## START Given information

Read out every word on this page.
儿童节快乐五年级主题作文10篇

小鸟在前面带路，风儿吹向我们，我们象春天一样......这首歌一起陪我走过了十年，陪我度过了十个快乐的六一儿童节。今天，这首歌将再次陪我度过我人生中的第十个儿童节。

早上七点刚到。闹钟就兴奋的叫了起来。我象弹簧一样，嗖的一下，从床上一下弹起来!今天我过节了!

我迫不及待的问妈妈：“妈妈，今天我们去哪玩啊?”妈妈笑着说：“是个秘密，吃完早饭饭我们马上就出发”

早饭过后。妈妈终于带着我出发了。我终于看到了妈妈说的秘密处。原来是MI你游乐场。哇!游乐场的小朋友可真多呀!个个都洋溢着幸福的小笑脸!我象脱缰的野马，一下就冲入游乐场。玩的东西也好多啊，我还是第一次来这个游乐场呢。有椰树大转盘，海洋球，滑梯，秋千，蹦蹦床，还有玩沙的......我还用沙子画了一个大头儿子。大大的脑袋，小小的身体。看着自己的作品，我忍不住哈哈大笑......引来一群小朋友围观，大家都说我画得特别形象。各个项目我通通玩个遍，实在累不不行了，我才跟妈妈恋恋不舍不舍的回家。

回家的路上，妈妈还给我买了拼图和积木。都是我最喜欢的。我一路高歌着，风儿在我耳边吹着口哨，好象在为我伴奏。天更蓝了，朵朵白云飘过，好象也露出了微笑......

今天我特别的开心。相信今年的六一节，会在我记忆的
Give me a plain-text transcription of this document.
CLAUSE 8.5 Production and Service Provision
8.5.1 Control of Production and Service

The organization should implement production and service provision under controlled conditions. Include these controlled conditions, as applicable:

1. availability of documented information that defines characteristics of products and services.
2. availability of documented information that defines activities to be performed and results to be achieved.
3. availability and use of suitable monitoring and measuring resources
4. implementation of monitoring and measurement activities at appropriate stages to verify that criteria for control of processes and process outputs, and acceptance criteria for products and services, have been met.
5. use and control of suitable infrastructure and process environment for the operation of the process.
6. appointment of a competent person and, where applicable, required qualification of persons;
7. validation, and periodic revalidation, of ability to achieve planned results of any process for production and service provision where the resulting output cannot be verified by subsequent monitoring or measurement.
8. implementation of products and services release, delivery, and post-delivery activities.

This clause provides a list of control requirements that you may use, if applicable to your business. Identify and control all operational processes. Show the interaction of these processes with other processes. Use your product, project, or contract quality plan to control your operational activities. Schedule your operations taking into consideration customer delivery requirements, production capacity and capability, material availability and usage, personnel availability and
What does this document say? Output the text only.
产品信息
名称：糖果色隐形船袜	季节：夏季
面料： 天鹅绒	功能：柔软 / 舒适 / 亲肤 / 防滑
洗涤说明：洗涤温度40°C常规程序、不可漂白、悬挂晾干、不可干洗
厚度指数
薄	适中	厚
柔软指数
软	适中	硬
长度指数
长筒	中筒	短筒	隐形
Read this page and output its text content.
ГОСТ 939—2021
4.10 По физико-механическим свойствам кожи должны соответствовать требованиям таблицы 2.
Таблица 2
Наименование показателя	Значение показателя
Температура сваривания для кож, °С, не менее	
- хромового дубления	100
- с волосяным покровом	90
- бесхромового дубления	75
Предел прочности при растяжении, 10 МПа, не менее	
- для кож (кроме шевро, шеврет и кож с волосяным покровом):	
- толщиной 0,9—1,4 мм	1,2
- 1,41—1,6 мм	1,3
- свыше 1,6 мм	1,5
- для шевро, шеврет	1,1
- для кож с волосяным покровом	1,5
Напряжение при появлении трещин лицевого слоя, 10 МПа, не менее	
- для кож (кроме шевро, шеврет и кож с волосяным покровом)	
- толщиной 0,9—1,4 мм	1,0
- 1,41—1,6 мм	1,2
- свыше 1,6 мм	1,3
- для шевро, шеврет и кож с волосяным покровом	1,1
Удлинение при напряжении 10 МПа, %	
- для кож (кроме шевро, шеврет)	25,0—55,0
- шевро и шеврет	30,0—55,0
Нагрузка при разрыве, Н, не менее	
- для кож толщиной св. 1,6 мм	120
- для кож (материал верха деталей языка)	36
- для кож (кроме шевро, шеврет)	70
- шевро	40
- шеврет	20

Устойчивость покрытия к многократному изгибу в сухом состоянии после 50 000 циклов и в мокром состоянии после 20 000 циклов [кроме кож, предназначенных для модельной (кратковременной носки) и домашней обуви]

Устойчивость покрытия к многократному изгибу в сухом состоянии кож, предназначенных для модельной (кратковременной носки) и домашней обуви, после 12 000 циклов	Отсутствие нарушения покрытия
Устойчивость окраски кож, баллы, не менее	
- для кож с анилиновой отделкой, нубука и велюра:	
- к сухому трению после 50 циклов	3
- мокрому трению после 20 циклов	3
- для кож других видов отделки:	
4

## END Given information

◆ Objective: Recopy the entries above in their entirety, exactly.

◆ Exercise solution:
Read out every word on this page.
儿童节快乐五年级主题作文10篇

小鸟在前面带路，风儿吹向我们，我们象春天一样......这首歌一起陪我走过了十年，陪我度过了十个快乐的六一儿童节。今天，这首歌将再次陪我度过我人生中的第十个儿童节。

早上七点刚到。闹钟就兴奋的叫了起来。我象弹簧一样，嗖的一下，从床上一下弹起来!今天我过节了!

我迫不及待的问妈妈：“妈妈，今天我们去哪玩啊?”妈妈笑着说：“是个秘密，吃完早饭饭我们马上就出发”

早饭过后。妈妈终于带着我出发了。我终于看到了妈妈说的秘密处。原来是MI你游乐场。哇!游乐场的小朋友可真多呀!个个都洋溢着幸福的小笑脸!我象脱缰的野马，一下就冲入游乐场。玩的东西也好多啊，我还是第一次来这个游乐场呢。有椰树大转盘，海洋球，滑梯，秋千，蹦蹦床，还有玩沙的......我还用沙子画了一个大头儿子。大大的脑袋，小小的身体。看着自己的作品，我忍不住哈哈大笑......引来一群小朋友围观，大家都说我画得特别形象。各个项目我通通玩个遍，实在累不不行了，我才跟妈妈恋恋不舍不舍的回家。

回家的路上，妈妈还给我买了拼图和积木。都是我最喜欢的。我一路高歌着，风儿在我耳边吹着口哨，好象在为我伴奏。天更蓝了，朵朵白云飘过，好象也露出了微笑......

今天我特别的开心。相信今年的六一节，会在我记忆的
Give me a plain-text transcription of this document.
CLAUSE 8.5 Production and Service Provision
8.5.1 Control of Production and Service

The organization should implement production and service provision under controlled conditions. Include these controlled conditions, as applicable:

1. availability of documented information that defines characteristics of products and services.
2. availability of documented information that defines activities to be performed and results to be achieved.
3. availability and use of suitable monitoring and measuring resources
4. implementation of monitoring and measurement activities at appropriate stages to verify that criteria for control of processes and process outputs, and acceptance criteria for products and services, have been met.
5. use and control of suitable infrastructure and process environment for the operation of the process.
6. appointment of a competent person and, where applicable, required qualification of persons;
7. validation, and periodic revalidation, of ability to achieve planned results of any process for production and service provision where the resulting output cannot be verified by subsequent monitoring or measurement.
8. implementation of products and services release, delivery, and post-delivery activities.

This clause provides a list of control requirements that you may use, if applicable to your business. Identify and control all operational processes. Show the interaction of these processes with other processes. Use your product, project, or contract quality plan to control your operational activities. Schedule your operations taking into consideration customer delivery requirements, production capacity and capability, material availability and usage, personnel availability and
What does this document say? Output the text only.
产品信息
名称：糖果色隐形船袜	季节：夏季
面料： 天鹅绒	功能：柔软 / 舒适 / 亲肤 / 防滑
洗涤说明：洗涤温度40°C常规程序、不可漂白、悬挂晾干、不可干洗
厚度指数
薄	适中	厚
柔软指数
软	适中	硬
长度指数
长筒	中筒	短筒	隐形
Read this page and output its text content.
ГОСТ 939—2021
4.10 По физико-механическим свойствам кожи должны соответствовать требованиям таблицы 2.
Таблица 2
Наименование показателя	Значение показателя
Температура сваривания для кож, °С, не менее	
- хромового дубления	100
- с волосяным покровом	90
- бесхромового дубления	75
Предел прочности при растяжении, 10 МПа, не менее	
- для кож (кроме шевро, шеврет и кож с волосяным покровом):	
- толщиной 0,9—1,4 мм	1,2
- 1,41—1,6 мм	1,3
- свыше 1,6 мм	1,5
- для шевро, шеврет	1,1
- для кож с волосяным покровом	1,5
Напряжение при появлении трещин лицевого слоя, 10 МПа, не менее	
- для кож (кроме шевро, шеврет и кож с волосяным покровом)	
- толщиной 0,9—1,4 мм	1,0
- 1,41—1,6 мм	1,2
- свыше 1,6 мм	1,3
- для шевро, шеврет и кож с волосяным покровом	1,1
Удлинение при напряжении 10 МПа, %	
- для кож (кроме шевро, шеврет)	25,0—55,0
- шевро и шеврет	30,0—55,0
Нагрузка при разрыве, Н, не менее	
- для кож толщиной св. 1,6 мм	120
- для кож (материал верха деталей языка)	36
- для кож (кроме шевро, шеврет)	70
- шевро	40
- шеврет	20

Устойчивость покрытия к многократному изгибу в сухом состоянии после 50 000 циклов и в мокром состоянии после 20 000 циклов [кроме кож, предназначенных для модельной (кратковременной носки) и домашней обуви]

Устойчивость покрытия к многократному изгибу в сухом состоянии кож, предназначенных для модельной (кратковременной носки) и домашней обуви, после 12 000 циклов	Отсутствие нарушения покрытия
Устойчивость окраски кож, баллы, не менее	
- для кож с анилиновой отделкой, нубука и велюра:	
- к сухому трению после 50 циклов	3
- мокрому трению после 20 циклов	3
- для кож других видов отделки:	
4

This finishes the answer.